:: Exercise data

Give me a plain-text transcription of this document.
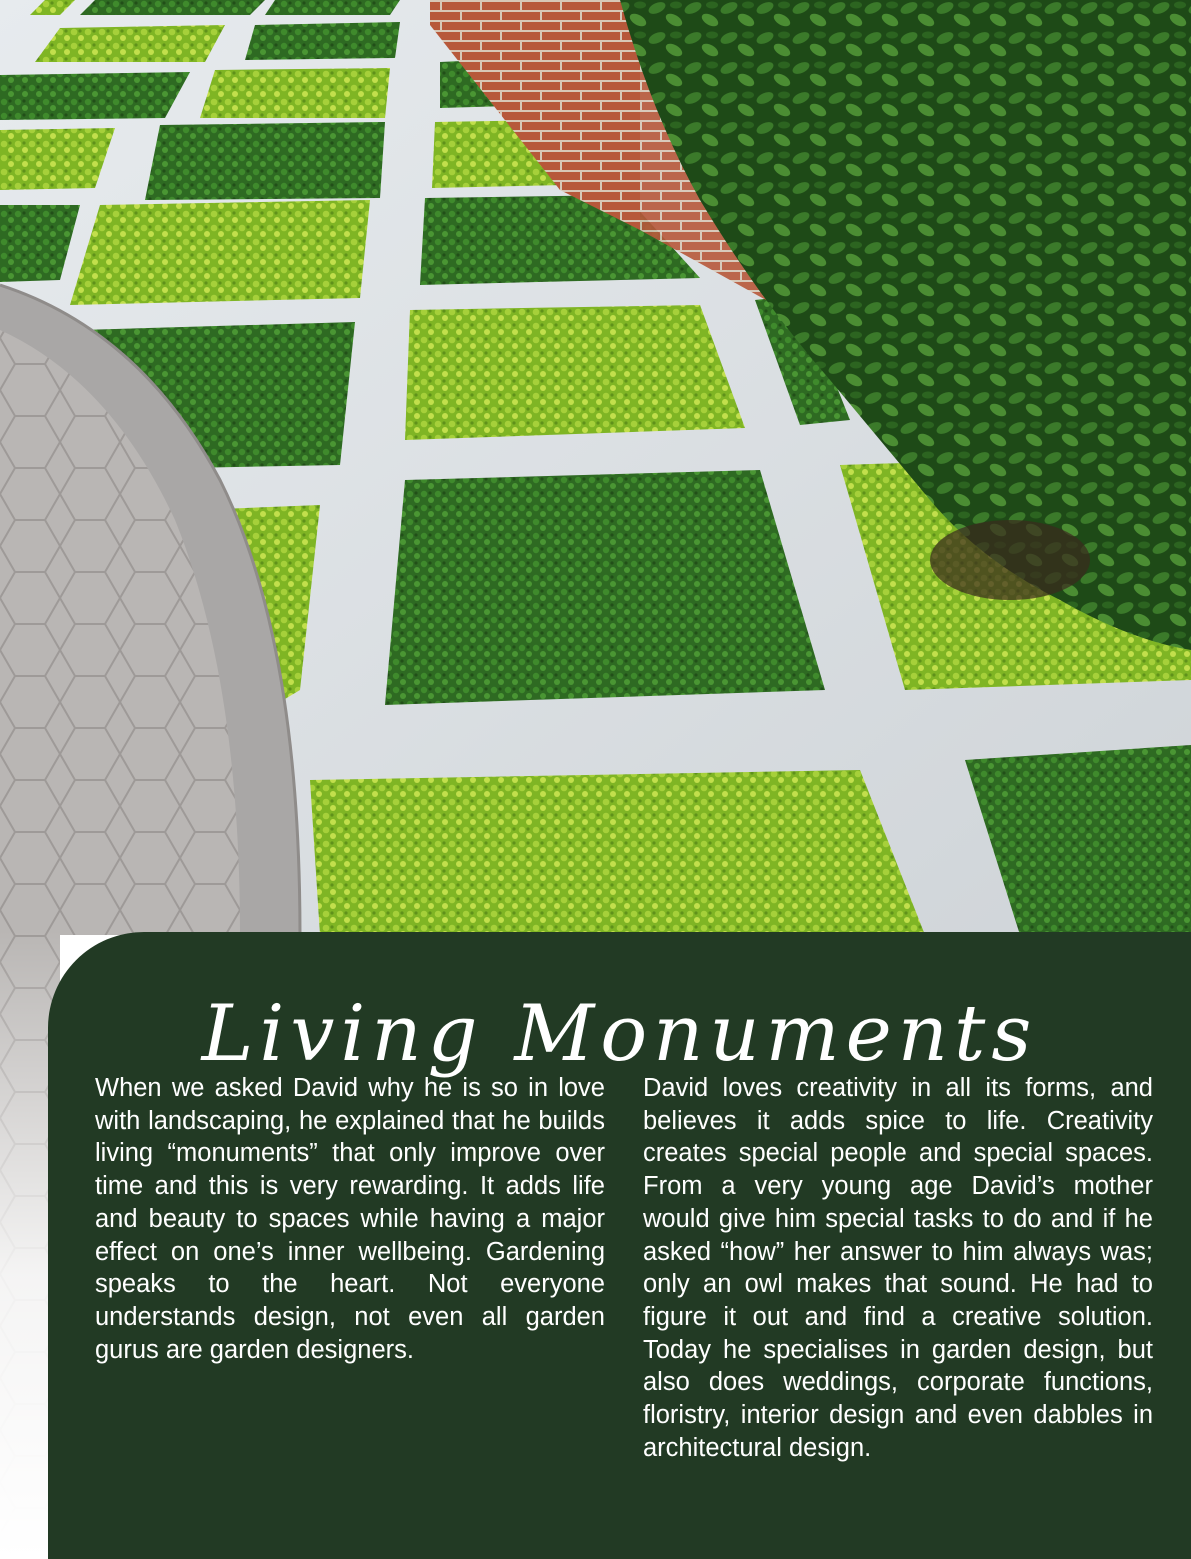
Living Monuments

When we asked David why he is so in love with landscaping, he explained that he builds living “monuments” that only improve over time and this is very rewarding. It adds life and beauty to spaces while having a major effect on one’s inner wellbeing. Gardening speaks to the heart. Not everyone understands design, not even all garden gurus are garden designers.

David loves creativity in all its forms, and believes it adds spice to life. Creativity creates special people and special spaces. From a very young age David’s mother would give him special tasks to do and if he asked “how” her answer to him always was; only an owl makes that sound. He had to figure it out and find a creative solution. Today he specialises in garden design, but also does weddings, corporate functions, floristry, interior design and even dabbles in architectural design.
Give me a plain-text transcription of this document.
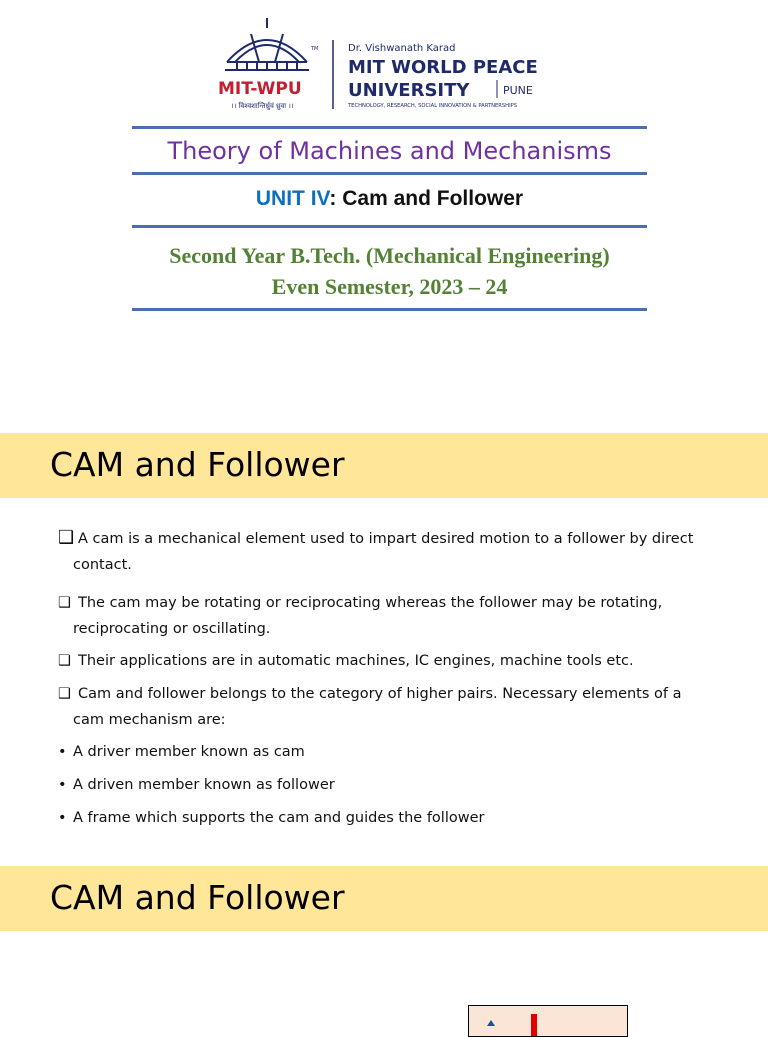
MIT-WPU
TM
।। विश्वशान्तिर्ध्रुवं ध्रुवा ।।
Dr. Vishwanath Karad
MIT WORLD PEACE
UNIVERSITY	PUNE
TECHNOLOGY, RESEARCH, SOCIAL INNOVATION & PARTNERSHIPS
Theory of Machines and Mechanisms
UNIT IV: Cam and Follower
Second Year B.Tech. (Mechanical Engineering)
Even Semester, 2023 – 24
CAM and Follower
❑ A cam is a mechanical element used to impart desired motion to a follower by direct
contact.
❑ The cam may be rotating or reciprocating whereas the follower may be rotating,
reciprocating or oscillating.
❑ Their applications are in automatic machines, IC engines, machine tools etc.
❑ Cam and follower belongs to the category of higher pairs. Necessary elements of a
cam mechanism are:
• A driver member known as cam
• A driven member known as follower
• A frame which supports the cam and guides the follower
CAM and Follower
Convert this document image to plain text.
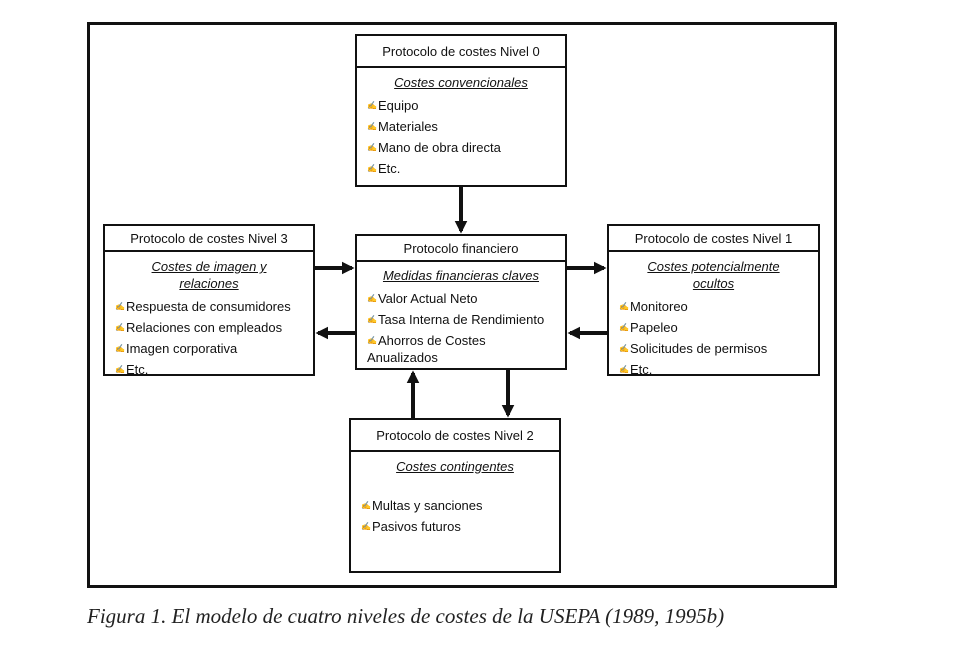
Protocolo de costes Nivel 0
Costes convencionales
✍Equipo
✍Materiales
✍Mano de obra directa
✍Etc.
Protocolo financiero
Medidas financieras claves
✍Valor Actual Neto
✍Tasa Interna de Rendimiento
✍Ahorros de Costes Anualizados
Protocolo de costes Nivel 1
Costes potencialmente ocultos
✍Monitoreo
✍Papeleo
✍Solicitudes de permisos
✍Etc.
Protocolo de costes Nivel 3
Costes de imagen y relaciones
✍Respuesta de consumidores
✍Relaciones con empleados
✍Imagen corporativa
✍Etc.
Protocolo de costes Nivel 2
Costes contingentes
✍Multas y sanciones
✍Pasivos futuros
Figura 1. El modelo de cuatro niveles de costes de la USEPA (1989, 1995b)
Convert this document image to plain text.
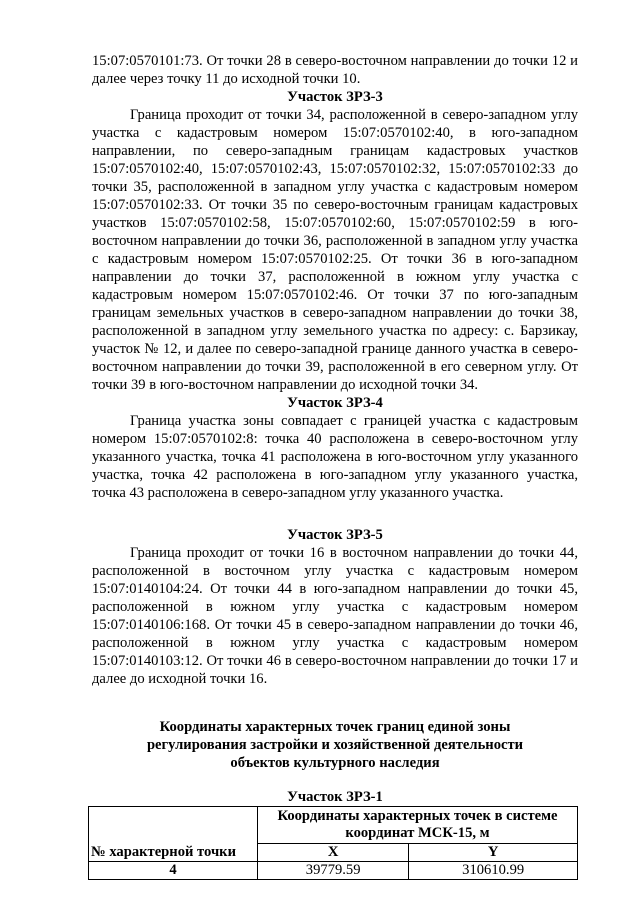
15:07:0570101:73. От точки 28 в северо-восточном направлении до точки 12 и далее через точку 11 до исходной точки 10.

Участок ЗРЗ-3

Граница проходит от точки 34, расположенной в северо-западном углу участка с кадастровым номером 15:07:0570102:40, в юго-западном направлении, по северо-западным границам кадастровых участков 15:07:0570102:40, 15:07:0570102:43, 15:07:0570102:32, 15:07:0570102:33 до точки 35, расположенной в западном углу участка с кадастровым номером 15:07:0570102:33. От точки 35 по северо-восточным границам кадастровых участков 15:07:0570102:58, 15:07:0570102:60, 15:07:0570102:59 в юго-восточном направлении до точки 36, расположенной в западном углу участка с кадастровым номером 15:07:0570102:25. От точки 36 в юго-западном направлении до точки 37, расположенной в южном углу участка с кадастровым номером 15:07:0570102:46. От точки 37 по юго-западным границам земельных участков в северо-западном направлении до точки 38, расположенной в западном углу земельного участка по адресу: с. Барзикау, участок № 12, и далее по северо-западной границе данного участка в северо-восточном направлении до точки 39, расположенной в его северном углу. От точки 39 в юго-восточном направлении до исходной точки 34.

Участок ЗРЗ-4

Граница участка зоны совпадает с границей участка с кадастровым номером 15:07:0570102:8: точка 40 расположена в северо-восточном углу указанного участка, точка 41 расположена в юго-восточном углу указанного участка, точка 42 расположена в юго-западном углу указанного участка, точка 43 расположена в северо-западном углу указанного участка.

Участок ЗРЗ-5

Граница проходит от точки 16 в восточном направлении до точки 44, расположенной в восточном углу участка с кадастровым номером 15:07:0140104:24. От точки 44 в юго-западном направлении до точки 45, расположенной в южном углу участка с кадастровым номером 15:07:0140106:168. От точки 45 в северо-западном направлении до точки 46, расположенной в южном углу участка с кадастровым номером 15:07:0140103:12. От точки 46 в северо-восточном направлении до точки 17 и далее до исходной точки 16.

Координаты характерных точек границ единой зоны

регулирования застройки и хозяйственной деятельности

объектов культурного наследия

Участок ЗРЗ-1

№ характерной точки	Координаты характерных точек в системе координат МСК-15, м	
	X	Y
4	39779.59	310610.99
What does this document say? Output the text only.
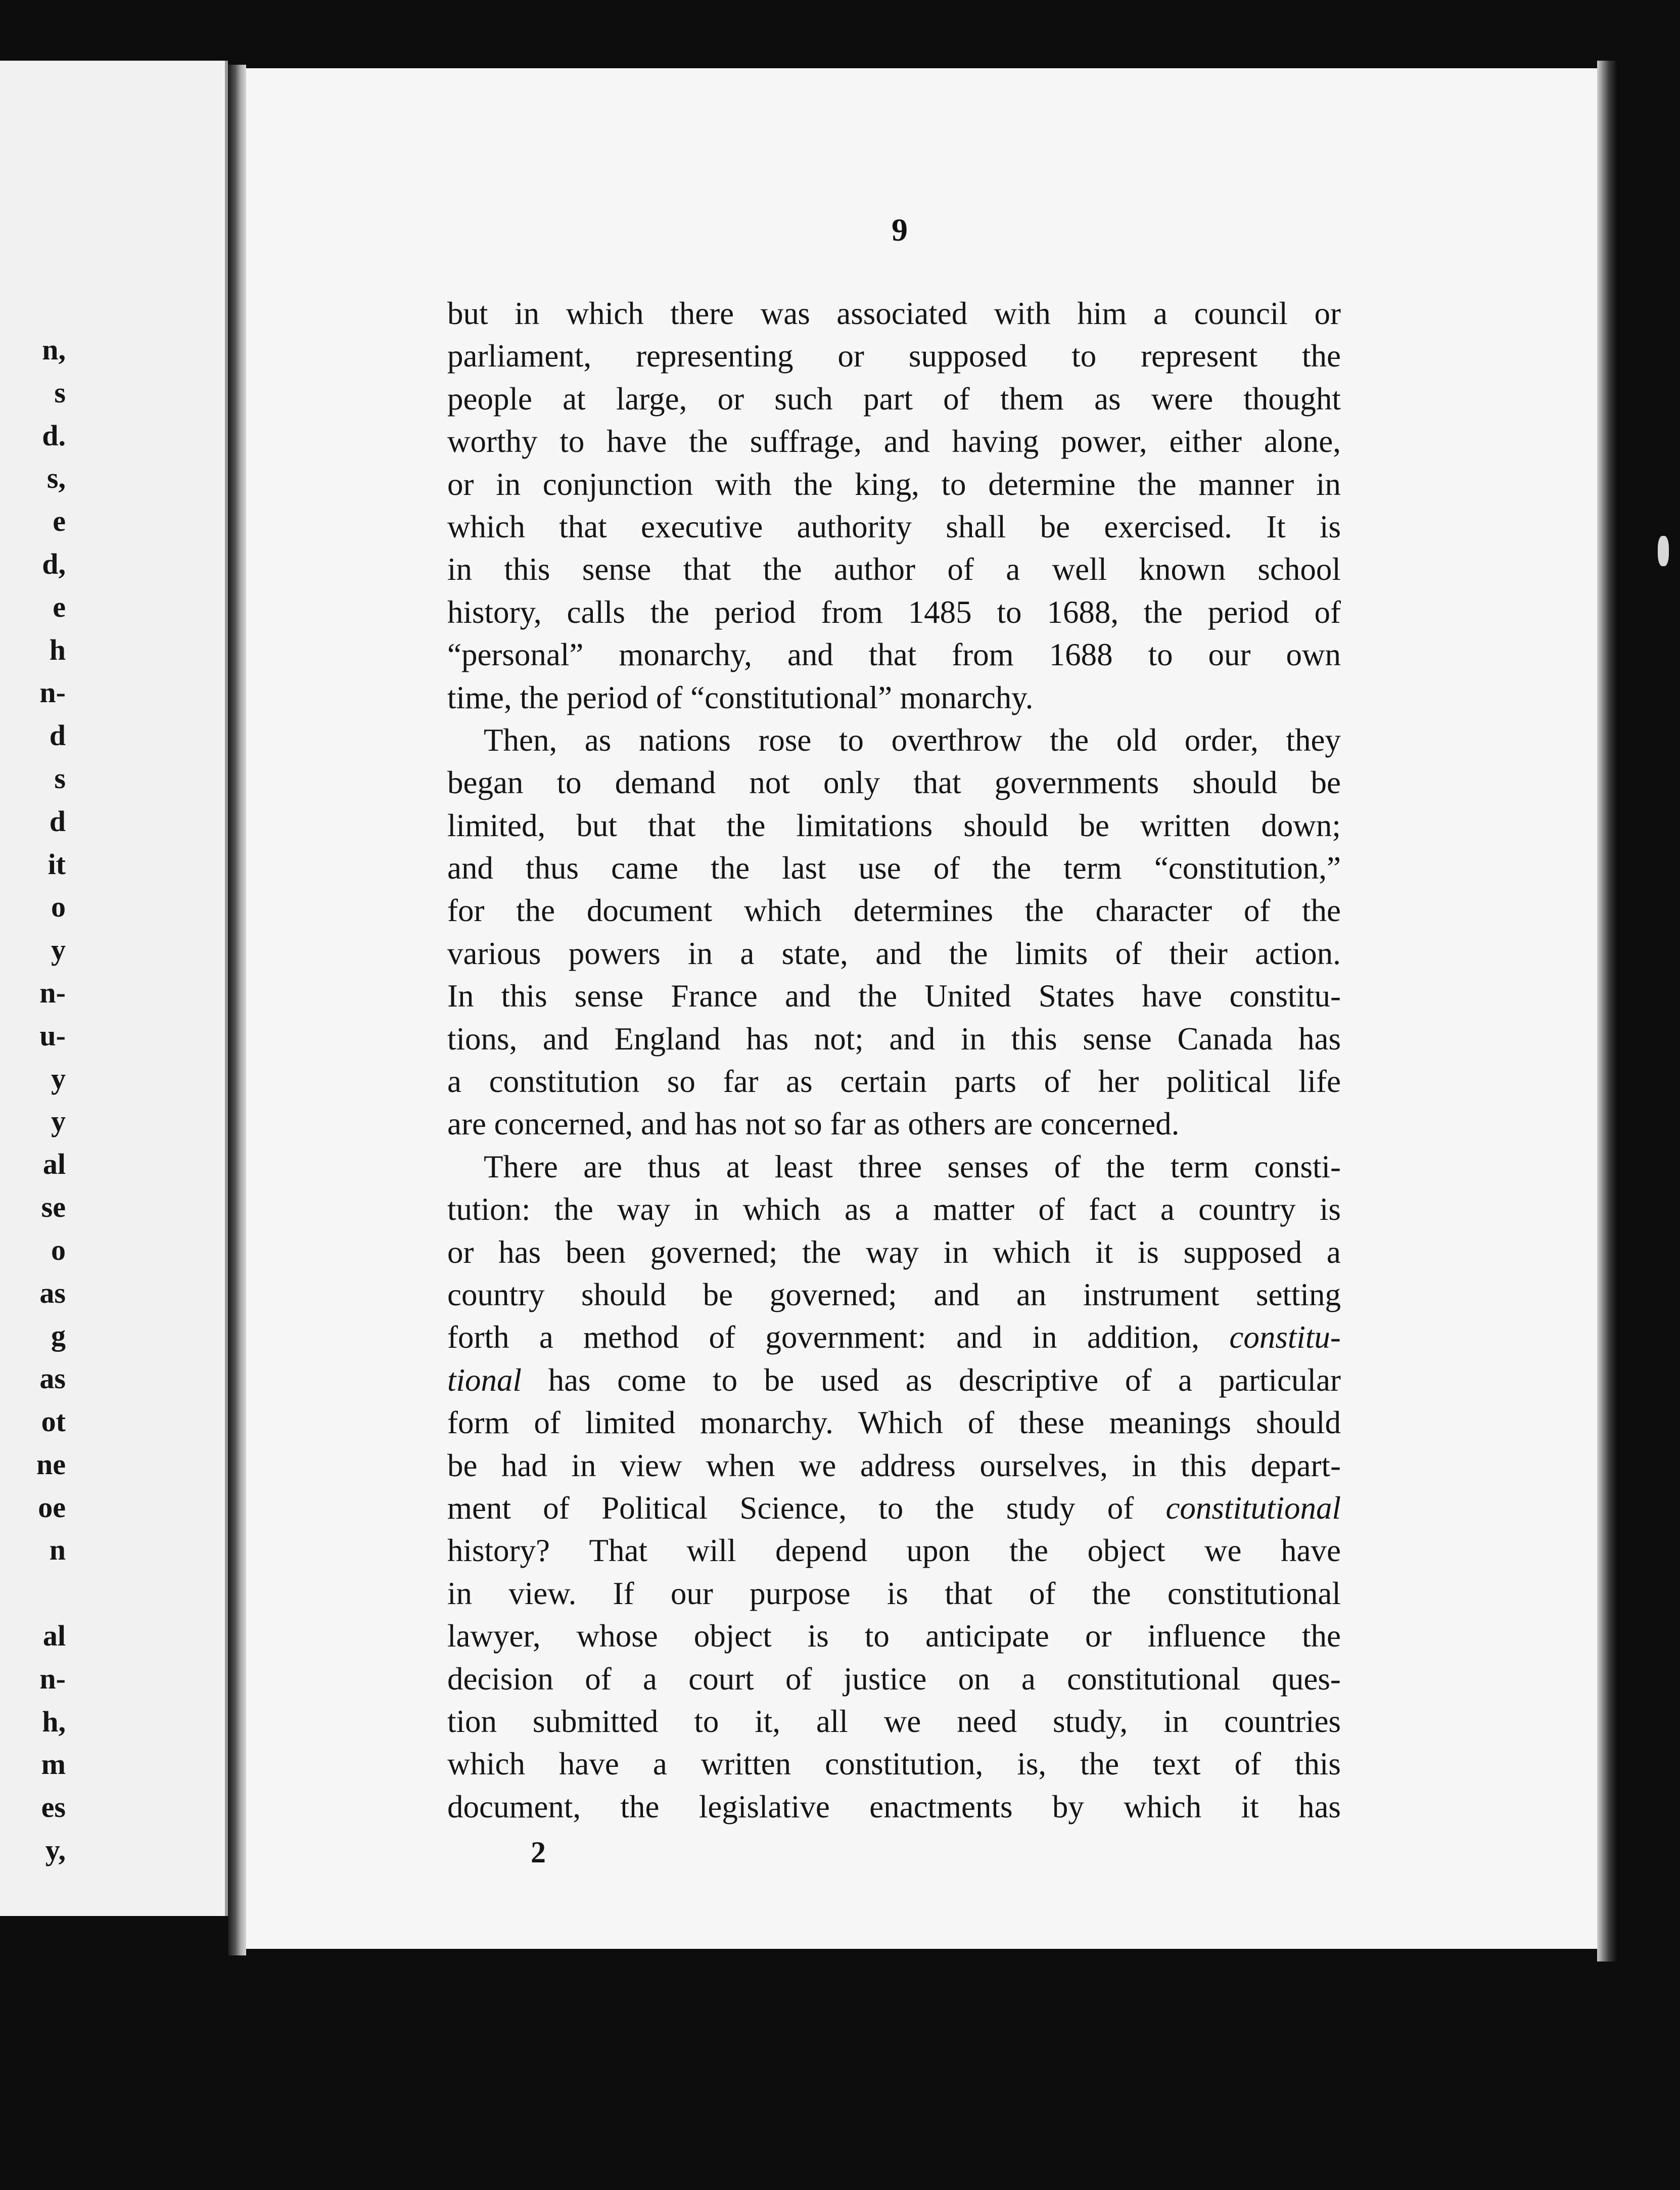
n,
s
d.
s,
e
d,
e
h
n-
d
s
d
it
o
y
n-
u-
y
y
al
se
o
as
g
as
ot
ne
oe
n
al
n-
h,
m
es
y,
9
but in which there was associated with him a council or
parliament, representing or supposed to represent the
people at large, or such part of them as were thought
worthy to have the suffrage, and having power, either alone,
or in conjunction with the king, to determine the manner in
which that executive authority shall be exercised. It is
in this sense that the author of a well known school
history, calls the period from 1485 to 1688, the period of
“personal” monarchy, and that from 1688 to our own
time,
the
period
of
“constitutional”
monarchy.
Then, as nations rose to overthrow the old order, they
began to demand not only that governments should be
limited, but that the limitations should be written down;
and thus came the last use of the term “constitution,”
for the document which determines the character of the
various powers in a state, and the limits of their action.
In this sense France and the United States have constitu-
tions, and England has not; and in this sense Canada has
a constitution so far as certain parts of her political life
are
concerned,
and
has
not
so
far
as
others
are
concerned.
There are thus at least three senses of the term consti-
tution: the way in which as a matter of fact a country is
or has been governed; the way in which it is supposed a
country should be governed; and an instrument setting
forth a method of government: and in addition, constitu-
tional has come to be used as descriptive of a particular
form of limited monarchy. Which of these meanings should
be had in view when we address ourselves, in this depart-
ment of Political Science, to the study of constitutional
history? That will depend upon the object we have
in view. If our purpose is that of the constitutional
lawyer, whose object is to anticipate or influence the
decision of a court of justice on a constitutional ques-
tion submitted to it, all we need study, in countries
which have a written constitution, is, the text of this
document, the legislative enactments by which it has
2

::::

Given task: Select every line in the material above where the string "does" occurs, and copy it.

Correct response:
David loves creativity in all its forms, and believes it adds spice to life. Creativity creates special people and special spaces. From a very young age David’s mother would give him special tasks to do and if he asked “how” her answer to him always was; only an owl makes that sound. He had to figure it out and find a creative solution. Today he specialises in garden design, but also does weddings, corporate functions, floristry, interior design and even dabbles in architectural design.
What does this document say? Output the text only.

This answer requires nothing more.